#### Task item
Without any pictures, output the records exactly as they are.

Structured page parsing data
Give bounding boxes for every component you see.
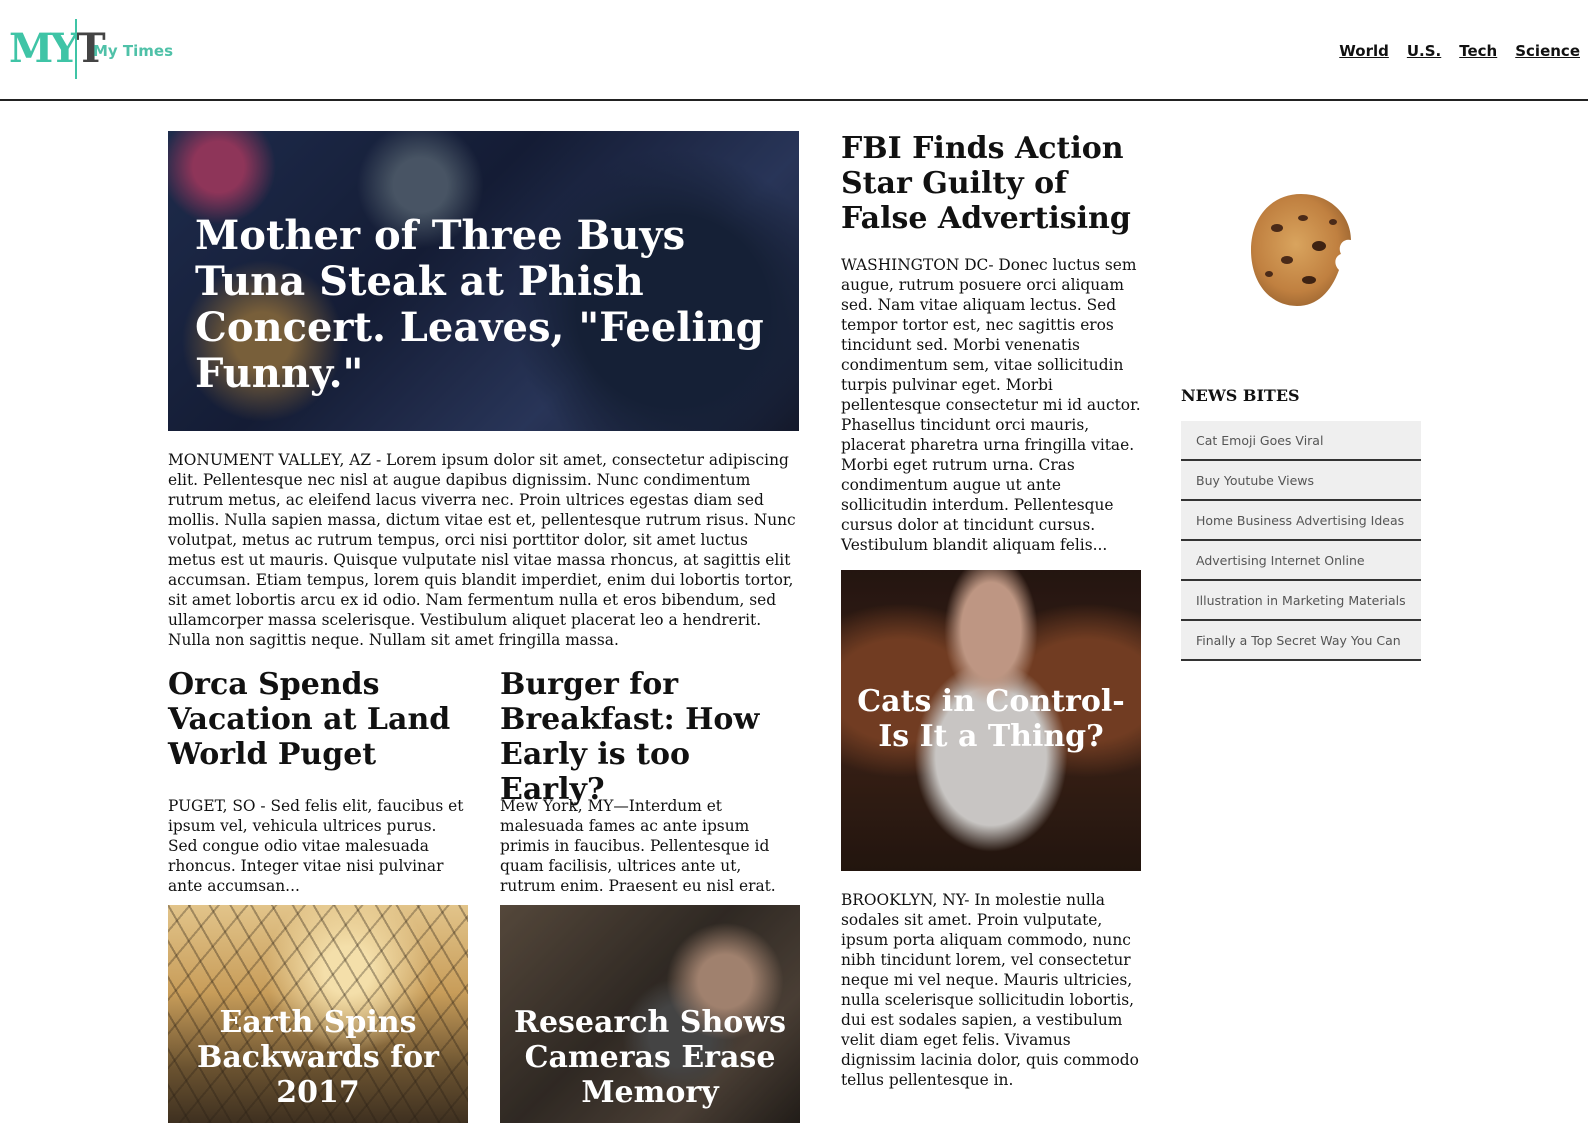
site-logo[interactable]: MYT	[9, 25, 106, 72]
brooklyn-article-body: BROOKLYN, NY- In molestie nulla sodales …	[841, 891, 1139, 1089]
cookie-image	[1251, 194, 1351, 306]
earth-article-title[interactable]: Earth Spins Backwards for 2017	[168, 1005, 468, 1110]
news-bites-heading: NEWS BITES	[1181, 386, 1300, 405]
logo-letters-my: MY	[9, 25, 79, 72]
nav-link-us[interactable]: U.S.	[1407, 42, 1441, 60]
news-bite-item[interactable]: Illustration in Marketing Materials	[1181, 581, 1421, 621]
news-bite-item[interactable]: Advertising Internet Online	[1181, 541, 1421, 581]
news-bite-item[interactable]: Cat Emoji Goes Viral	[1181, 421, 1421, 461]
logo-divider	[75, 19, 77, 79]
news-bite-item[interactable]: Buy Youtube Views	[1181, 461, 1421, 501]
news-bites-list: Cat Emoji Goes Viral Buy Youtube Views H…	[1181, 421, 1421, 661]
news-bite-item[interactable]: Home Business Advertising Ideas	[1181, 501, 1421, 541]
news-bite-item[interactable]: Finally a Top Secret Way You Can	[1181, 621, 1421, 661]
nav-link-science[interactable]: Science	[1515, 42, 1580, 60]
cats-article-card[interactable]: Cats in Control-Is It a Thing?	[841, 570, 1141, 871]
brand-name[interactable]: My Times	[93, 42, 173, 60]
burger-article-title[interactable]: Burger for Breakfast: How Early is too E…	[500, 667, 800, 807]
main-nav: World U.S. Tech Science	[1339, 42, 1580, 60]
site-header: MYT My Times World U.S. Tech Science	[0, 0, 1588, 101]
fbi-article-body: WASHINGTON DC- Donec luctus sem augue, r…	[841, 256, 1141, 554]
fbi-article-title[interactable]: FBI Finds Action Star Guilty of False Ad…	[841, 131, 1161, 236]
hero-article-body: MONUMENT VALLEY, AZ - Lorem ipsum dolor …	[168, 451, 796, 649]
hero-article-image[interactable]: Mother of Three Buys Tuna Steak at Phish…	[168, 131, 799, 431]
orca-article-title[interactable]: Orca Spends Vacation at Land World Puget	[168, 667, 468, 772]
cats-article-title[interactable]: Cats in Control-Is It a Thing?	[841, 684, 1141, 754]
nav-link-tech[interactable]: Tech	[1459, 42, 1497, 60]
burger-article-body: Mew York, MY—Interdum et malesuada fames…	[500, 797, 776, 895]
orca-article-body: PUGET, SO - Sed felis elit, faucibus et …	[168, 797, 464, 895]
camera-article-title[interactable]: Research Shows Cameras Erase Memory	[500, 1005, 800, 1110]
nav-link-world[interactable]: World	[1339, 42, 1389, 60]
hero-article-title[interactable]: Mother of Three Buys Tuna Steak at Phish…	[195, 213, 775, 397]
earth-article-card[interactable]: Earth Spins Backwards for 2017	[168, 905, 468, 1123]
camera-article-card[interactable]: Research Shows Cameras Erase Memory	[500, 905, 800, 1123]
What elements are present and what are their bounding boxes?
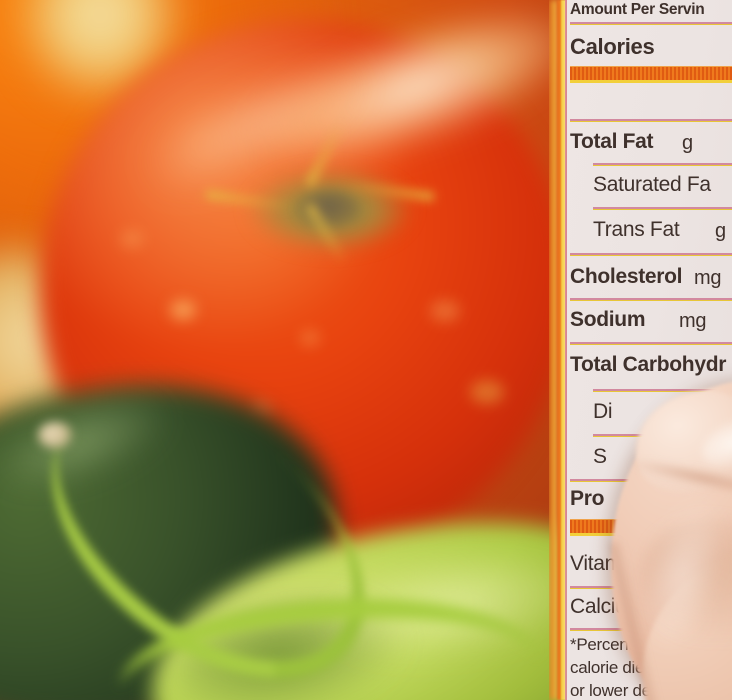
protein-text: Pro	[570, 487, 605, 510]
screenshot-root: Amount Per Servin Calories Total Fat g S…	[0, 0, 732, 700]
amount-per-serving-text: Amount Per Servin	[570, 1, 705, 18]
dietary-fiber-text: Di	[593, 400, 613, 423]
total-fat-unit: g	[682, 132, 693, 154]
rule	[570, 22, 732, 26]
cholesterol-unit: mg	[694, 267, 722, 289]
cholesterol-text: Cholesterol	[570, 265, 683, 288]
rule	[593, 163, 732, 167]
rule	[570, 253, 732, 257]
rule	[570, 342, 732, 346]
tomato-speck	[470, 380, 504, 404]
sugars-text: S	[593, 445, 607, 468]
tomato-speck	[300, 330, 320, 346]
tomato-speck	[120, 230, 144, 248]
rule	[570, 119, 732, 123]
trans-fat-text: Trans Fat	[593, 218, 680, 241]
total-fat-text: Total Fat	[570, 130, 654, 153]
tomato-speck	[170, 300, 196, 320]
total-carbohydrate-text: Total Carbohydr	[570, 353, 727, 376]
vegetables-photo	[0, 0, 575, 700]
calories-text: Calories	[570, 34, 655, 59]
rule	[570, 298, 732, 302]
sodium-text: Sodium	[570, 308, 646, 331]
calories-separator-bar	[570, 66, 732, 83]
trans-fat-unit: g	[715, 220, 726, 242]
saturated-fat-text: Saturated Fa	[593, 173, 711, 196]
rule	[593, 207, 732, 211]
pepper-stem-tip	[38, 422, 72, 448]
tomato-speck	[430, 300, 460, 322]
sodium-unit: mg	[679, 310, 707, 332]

#### Output below
Give bounding boxes for every component you see.
site-logo[interactable]: MYT	[9, 25, 106, 72]
brooklyn-article-body: BROOKLYN, NY- In molestie nulla sodales …	[841, 891, 1139, 1089]
cookie-image	[1251, 194, 1351, 306]
earth-article-title[interactable]: Earth Spins Backwards for 2017	[168, 1005, 468, 1110]
news-bites-heading: NEWS BITES	[1181, 386, 1300, 405]
logo-letters-my: MY	[9, 25, 79, 72]
nav-link-us[interactable]: U.S.	[1407, 42, 1441, 60]
news-bite-item[interactable]: Illustration in Marketing Materials	[1181, 581, 1421, 621]
news-bite-item[interactable]: Advertising Internet Online	[1181, 541, 1421, 581]
news-bite-item[interactable]: Cat Emoji Goes Viral	[1181, 421, 1421, 461]
logo-divider	[75, 19, 77, 79]
news-bite-item[interactable]: Buy Youtube Views	[1181, 461, 1421, 501]
news-bites-list: Cat Emoji Goes Viral Buy Youtube Views H…	[1181, 421, 1421, 661]
news-bite-item[interactable]: Home Business Advertising Ideas	[1181, 501, 1421, 541]
news-bite-item[interactable]: Finally a Top Secret Way You Can	[1181, 621, 1421, 661]
nav-link-science[interactable]: Science	[1515, 42, 1580, 60]
cats-article-card[interactable]: Cats in Control-Is It a Thing?	[841, 570, 1141, 871]
brand-name[interactable]: My Times	[93, 42, 173, 60]
burger-article-title[interactable]: Burger for Breakfast: How Early is too E…	[500, 667, 800, 807]
main-nav: World U.S. Tech Science	[1339, 42, 1580, 60]
site-header: MYT My Times World U.S. Tech Science	[0, 0, 1588, 101]
fbi-article-body: WASHINGTON DC- Donec luctus sem augue, r…	[841, 256, 1141, 554]
fbi-article-title[interactable]: FBI Finds Action Star Guilty of False Ad…	[841, 131, 1161, 236]
hero-article-body: MONUMENT VALLEY, AZ - Lorem ipsum dolor …	[168, 451, 796, 649]
hero-article-image[interactable]: Mother of Three Buys Tuna Steak at Phish…	[168, 131, 799, 431]
orca-article-title[interactable]: Orca Spends Vacation at Land World Puget	[168, 667, 468, 772]
cats-article-title[interactable]: Cats in Control-Is It a Thing?	[841, 684, 1141, 754]
nav-link-tech[interactable]: Tech	[1459, 42, 1497, 60]
burger-article-body: Mew York, MY—Interdum et malesuada fames…	[500, 797, 776, 895]
orca-article-body: PUGET, SO - Sed felis elit, faucibus et …	[168, 797, 464, 895]
camera-article-title[interactable]: Research Shows Cameras Erase Memory	[500, 1005, 800, 1110]
nav-link-world[interactable]: World	[1339, 42, 1389, 60]
hero-article-title[interactable]: Mother of Three Buys Tuna Steak at Phish…	[195, 213, 775, 397]
earth-article-card[interactable]: Earth Spins Backwards for 2017	[168, 905, 468, 1123]
camera-article-card[interactable]: Research Shows Cameras Erase Memory	[500, 905, 800, 1123]
What elements are present and what are their bounding boxes?
protein-text: Pro	[570, 487, 605, 510]
screenshot-root: Amount Per Servin Calories Total Fat g S…	[0, 0, 732, 700]
amount-per-serving-text: Amount Per Servin	[570, 1, 705, 18]
dietary-fiber-text: Di	[593, 400, 613, 423]
total-fat-unit: g	[682, 132, 693, 154]
rule	[570, 22, 732, 26]
cholesterol-unit: mg	[694, 267, 722, 289]
cholesterol-text: Cholesterol	[570, 265, 683, 288]
rule	[593, 163, 732, 167]
rule	[570, 253, 732, 257]
rule	[570, 342, 732, 346]
tomato-speck	[470, 380, 504, 404]
sugars-text: S	[593, 445, 607, 468]
tomato-speck	[300, 330, 320, 346]
tomato-speck	[120, 230, 144, 248]
rule	[570, 119, 732, 123]
trans-fat-text: Trans Fat	[593, 218, 680, 241]
total-fat-text: Total Fat	[570, 130, 654, 153]
tomato-speck	[170, 300, 196, 320]
total-carbohydrate-text: Total Carbohydr	[570, 353, 727, 376]
vegetables-photo	[0, 0, 575, 700]
calories-text: Calories	[570, 34, 655, 59]
rule	[570, 298, 732, 302]
sodium-text: Sodium	[570, 308, 646, 331]
calories-separator-bar	[570, 66, 732, 83]
trans-fat-unit: g	[715, 220, 726, 242]
saturated-fat-text: Saturated Fa	[593, 173, 711, 196]
rule	[593, 207, 732, 211]
pepper-stem-tip	[38, 422, 72, 448]
tomato-speck	[430, 300, 460, 322]
sodium-unit: mg	[679, 310, 707, 332]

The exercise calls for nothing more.